Given records start

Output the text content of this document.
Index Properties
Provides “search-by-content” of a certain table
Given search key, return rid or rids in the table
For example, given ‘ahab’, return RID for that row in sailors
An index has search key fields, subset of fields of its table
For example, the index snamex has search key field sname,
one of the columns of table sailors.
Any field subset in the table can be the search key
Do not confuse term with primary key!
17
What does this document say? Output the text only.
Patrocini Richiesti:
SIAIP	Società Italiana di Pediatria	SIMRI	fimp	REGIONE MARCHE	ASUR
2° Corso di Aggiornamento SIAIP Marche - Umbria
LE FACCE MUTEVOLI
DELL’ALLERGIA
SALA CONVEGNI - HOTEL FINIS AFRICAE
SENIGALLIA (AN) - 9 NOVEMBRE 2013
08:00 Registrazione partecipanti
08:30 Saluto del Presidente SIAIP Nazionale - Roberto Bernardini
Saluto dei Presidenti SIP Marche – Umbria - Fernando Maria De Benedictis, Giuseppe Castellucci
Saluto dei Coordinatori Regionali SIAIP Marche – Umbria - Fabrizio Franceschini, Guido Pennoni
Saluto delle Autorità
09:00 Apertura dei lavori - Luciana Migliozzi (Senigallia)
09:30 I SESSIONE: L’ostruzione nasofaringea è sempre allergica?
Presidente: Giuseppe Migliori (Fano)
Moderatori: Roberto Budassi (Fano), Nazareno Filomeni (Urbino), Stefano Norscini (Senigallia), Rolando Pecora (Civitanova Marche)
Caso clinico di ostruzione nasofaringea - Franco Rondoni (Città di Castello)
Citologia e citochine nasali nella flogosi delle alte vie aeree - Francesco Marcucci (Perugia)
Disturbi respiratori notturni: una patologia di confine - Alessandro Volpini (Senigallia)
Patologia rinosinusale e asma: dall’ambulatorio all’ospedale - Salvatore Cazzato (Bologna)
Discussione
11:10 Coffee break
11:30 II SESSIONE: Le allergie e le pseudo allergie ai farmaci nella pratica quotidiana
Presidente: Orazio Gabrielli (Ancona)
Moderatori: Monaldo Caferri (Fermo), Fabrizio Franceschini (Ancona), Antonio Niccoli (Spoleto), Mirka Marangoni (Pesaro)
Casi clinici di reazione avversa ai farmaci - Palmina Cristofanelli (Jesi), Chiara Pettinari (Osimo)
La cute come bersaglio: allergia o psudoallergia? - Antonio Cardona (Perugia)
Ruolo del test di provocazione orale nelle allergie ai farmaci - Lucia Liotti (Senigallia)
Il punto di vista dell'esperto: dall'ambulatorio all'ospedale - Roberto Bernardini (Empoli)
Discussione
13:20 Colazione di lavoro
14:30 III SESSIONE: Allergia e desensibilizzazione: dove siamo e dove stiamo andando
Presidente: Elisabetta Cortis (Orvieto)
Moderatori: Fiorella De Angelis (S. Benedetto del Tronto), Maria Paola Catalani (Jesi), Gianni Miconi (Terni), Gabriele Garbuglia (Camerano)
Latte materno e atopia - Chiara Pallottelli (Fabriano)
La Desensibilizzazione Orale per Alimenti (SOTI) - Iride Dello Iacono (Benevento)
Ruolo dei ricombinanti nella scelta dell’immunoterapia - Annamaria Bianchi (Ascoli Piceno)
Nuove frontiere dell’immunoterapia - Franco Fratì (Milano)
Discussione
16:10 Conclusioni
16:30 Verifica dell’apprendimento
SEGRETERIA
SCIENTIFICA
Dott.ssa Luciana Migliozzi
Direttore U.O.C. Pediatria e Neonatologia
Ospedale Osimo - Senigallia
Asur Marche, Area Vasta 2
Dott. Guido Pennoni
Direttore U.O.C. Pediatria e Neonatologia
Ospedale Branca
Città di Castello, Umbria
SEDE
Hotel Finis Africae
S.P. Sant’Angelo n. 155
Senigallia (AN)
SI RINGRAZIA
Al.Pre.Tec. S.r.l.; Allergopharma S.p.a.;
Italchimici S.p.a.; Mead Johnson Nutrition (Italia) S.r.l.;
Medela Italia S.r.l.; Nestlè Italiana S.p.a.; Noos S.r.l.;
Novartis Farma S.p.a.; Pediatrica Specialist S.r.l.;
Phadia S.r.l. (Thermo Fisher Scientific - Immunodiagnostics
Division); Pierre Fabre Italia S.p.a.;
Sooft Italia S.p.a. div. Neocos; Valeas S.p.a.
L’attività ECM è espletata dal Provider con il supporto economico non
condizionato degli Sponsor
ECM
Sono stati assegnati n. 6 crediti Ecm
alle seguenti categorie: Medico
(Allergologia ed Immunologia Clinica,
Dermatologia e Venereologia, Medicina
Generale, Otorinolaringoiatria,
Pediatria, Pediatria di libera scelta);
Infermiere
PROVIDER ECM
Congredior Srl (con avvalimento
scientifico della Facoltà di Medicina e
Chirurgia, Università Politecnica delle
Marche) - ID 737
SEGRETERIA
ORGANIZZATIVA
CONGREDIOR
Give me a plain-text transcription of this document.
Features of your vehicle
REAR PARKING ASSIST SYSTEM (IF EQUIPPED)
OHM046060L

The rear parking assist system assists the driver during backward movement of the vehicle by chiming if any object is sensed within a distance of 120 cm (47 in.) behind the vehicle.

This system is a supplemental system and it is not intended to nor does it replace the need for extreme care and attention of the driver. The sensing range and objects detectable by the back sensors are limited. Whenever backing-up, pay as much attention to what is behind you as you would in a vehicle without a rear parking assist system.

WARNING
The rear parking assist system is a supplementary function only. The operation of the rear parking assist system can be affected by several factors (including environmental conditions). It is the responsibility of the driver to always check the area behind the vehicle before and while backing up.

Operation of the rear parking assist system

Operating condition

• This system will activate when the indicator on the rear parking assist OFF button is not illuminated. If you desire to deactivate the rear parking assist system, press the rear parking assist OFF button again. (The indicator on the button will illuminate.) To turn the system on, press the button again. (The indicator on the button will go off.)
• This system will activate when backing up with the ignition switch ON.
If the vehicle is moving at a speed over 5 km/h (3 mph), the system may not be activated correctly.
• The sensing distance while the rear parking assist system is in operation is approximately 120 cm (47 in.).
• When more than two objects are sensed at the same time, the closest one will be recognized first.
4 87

Given records end

Task directions -
Your task is to collect every line above that contains the word "Guido".

The reply -
Saluto dei Coordinatori Regionali SIAIP Marche – Umbria - Fabrizio Franceschini, Guido Pennoni
Dott. Guido Pennoni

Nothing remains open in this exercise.